▶ [PROBLEM TO SOLVE]: From the entries below, copy out every line with "Ctrl" in it.
# start of RECORDS
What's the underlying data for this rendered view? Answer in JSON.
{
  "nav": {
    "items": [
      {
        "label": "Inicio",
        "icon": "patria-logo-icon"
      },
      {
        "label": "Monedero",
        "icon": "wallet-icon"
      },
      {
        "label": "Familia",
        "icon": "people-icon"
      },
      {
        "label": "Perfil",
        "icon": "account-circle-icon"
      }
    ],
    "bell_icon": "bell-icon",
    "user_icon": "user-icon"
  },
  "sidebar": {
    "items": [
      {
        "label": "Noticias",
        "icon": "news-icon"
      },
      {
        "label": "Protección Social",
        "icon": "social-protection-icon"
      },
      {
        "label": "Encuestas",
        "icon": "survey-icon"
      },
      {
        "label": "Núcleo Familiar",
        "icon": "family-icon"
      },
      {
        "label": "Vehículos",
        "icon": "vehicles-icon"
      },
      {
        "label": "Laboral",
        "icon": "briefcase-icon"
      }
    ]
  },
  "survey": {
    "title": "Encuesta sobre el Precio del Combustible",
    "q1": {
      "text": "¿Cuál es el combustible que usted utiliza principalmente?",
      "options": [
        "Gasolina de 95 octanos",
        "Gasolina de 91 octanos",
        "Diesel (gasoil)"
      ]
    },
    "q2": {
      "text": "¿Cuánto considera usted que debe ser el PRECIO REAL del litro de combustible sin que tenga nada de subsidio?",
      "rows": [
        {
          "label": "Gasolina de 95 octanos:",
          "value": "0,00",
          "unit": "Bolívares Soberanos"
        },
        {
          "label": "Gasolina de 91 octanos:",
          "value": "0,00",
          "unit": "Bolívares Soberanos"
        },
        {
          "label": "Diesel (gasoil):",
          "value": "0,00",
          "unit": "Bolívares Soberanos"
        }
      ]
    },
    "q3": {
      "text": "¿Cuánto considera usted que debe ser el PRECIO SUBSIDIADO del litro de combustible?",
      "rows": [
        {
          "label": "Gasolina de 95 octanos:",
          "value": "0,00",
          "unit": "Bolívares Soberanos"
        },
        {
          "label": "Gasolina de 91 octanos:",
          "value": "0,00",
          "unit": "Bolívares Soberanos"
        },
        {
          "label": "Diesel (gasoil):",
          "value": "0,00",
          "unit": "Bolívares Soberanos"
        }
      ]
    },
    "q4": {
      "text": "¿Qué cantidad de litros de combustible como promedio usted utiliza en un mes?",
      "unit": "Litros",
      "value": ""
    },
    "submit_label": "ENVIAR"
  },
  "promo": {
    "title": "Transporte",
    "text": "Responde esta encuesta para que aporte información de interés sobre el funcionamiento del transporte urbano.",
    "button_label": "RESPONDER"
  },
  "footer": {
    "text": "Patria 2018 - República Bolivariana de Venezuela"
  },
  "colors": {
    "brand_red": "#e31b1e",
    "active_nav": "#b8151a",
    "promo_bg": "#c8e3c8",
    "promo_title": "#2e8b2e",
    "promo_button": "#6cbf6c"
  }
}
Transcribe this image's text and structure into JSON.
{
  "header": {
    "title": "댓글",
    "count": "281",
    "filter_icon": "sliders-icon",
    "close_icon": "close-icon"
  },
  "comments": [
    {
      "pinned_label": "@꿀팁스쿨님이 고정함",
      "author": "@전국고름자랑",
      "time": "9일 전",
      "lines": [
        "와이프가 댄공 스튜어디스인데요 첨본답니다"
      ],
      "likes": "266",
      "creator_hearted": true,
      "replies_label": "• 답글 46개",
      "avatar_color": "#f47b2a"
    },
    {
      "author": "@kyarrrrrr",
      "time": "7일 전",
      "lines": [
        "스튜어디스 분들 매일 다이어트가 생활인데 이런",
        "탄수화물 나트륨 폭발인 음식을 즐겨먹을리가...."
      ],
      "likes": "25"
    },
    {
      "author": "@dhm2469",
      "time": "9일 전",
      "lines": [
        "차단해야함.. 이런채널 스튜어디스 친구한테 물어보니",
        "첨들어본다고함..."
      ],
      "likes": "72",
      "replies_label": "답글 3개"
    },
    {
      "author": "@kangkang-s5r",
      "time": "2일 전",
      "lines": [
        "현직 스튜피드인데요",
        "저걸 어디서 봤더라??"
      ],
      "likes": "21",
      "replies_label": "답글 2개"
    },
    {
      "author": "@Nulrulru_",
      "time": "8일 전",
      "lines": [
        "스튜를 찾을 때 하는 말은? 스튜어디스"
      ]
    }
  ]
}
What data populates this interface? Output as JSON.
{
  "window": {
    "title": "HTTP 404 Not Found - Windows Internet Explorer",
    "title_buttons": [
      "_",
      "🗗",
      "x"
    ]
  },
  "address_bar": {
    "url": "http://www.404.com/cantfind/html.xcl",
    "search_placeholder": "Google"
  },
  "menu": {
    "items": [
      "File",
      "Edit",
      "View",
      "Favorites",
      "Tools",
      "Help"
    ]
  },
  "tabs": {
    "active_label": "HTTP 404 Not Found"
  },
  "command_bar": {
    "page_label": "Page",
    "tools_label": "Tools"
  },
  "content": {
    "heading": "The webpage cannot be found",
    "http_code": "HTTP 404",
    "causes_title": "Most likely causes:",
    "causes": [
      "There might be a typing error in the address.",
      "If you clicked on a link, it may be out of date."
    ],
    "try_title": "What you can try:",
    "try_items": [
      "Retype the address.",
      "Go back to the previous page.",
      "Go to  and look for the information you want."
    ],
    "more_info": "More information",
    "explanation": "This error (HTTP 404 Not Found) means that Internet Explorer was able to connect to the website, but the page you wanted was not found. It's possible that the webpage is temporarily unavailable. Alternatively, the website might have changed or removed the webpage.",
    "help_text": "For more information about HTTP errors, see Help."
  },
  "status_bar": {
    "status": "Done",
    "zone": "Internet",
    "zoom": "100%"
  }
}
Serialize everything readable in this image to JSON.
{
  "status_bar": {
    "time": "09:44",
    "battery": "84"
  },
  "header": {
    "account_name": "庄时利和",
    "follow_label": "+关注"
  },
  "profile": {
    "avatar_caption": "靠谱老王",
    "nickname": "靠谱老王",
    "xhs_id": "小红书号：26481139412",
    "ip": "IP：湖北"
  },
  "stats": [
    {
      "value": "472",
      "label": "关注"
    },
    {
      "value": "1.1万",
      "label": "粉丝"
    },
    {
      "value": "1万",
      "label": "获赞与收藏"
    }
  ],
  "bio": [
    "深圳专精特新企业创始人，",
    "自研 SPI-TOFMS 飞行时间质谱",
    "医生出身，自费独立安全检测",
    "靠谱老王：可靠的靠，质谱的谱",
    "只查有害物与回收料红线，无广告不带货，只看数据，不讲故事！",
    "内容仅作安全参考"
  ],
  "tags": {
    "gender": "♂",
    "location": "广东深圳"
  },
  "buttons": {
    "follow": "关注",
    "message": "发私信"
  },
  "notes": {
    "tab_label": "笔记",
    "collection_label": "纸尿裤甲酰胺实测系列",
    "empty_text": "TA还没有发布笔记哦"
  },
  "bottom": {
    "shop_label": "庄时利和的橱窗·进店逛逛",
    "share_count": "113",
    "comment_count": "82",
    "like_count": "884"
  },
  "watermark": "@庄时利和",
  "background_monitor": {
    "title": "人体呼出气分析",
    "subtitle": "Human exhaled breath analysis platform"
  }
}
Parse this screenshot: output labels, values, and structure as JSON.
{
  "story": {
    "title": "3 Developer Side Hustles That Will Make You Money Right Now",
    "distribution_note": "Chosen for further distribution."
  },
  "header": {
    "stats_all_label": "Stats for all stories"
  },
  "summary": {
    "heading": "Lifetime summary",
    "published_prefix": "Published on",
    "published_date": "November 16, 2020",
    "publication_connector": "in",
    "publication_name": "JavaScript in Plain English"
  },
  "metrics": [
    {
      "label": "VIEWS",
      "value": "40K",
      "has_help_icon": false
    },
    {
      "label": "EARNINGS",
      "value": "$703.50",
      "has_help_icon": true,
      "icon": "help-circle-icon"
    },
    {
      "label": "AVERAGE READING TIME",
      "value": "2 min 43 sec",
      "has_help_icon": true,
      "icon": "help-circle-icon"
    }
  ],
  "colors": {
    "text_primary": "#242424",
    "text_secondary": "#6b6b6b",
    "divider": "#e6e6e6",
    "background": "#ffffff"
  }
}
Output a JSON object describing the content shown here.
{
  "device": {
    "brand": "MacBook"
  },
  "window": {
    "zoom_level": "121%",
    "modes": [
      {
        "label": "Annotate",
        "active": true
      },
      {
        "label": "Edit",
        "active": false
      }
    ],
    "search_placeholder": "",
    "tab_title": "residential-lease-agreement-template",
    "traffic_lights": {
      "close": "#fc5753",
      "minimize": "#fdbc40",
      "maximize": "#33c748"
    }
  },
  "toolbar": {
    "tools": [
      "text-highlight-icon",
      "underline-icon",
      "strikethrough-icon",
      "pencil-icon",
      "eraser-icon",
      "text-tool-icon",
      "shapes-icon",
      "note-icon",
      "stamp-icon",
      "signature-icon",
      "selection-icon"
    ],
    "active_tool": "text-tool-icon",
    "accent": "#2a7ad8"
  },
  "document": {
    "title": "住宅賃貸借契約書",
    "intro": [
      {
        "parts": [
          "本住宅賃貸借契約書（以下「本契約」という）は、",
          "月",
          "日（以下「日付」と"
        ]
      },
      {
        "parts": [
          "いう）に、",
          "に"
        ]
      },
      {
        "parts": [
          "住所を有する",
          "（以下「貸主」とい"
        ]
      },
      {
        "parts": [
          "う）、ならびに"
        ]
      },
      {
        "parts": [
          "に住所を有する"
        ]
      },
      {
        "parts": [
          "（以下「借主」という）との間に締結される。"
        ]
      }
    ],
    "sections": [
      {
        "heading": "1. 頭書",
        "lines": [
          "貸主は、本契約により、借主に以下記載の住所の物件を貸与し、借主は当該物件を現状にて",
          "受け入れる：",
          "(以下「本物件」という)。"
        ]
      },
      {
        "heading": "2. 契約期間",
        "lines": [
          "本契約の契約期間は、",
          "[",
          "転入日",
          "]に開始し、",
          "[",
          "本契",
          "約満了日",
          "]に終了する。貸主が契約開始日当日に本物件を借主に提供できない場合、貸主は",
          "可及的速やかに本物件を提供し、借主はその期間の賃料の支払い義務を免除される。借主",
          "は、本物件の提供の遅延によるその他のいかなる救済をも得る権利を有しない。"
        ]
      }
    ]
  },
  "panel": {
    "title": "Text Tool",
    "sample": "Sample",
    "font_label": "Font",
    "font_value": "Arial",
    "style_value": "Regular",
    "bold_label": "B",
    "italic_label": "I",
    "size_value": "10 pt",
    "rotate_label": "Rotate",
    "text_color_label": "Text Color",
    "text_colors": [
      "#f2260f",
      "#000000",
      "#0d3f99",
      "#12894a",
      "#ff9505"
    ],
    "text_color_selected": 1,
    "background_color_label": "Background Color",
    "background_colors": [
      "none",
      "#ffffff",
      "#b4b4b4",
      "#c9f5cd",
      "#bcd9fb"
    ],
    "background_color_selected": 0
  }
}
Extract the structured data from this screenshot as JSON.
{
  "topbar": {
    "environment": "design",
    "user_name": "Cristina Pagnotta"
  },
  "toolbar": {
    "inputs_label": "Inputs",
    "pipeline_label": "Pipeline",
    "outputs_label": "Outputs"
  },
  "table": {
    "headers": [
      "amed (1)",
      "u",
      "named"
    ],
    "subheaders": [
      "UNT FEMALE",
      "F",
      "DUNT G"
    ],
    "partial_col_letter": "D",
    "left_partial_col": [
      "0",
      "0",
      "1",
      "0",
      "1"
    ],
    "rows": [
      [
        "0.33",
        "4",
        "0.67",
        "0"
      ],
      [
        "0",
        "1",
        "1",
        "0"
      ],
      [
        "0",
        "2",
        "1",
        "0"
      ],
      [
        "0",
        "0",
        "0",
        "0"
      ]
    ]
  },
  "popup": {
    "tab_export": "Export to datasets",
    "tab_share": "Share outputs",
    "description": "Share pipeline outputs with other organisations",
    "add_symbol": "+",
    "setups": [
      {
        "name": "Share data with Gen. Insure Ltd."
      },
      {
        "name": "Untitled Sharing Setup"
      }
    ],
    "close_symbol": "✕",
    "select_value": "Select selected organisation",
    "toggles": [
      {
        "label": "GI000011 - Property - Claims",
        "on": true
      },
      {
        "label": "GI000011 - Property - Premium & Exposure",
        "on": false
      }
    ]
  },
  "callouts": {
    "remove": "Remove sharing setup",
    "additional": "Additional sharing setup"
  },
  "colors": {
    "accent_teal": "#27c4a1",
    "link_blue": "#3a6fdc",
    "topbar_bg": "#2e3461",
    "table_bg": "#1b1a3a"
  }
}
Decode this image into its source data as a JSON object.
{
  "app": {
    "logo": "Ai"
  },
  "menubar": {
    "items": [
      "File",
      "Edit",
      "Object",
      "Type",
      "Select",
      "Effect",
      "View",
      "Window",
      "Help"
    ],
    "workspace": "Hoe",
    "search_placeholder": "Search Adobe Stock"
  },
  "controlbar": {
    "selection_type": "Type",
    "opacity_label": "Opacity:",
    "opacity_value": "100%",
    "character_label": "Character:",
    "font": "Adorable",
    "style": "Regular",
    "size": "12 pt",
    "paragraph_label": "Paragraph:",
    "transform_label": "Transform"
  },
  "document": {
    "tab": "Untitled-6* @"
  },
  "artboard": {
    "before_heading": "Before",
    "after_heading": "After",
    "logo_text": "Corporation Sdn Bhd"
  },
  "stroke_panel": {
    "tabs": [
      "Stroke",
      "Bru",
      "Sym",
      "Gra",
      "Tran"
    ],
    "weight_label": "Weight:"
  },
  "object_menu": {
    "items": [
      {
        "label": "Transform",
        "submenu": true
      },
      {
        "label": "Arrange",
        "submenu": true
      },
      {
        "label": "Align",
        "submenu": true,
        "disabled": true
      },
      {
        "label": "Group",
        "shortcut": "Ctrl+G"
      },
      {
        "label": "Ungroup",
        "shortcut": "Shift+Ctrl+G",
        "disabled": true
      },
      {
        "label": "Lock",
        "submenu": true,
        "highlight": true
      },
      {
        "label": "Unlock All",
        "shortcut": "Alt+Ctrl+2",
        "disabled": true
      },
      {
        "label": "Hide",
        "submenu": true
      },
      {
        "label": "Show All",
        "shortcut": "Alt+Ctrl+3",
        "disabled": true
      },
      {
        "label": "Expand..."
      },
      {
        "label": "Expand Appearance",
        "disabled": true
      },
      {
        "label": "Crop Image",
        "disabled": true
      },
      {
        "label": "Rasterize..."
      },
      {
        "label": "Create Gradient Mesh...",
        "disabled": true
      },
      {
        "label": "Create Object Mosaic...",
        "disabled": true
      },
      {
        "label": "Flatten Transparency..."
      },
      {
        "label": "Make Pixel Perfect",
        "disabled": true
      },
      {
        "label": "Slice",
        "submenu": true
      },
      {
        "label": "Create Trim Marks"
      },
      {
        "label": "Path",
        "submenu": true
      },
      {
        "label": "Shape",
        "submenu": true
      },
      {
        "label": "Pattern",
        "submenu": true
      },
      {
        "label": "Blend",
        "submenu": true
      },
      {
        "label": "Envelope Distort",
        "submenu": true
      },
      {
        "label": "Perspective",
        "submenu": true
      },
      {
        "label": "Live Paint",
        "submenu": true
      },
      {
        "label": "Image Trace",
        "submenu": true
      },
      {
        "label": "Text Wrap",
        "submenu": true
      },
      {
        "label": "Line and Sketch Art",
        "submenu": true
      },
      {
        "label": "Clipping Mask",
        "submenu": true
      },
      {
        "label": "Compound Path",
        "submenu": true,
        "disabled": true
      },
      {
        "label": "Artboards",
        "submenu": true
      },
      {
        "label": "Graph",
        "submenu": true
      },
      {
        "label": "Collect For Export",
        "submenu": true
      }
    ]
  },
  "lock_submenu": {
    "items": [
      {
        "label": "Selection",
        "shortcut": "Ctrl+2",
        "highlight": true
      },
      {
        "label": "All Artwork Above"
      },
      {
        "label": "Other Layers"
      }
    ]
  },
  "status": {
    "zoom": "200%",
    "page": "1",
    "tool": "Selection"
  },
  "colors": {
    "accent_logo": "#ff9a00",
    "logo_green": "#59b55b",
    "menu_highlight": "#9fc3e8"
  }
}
# end of RECORDS
▶ [TASK RESPONSE]:
        "shortcut": "Ctrl+G"
        "shortcut": "Shift+Ctrl+G",
        "shortcut": "Alt+Ctrl+2",
        "shortcut": "Alt+Ctrl+3",
        "shortcut": "Ctrl+2",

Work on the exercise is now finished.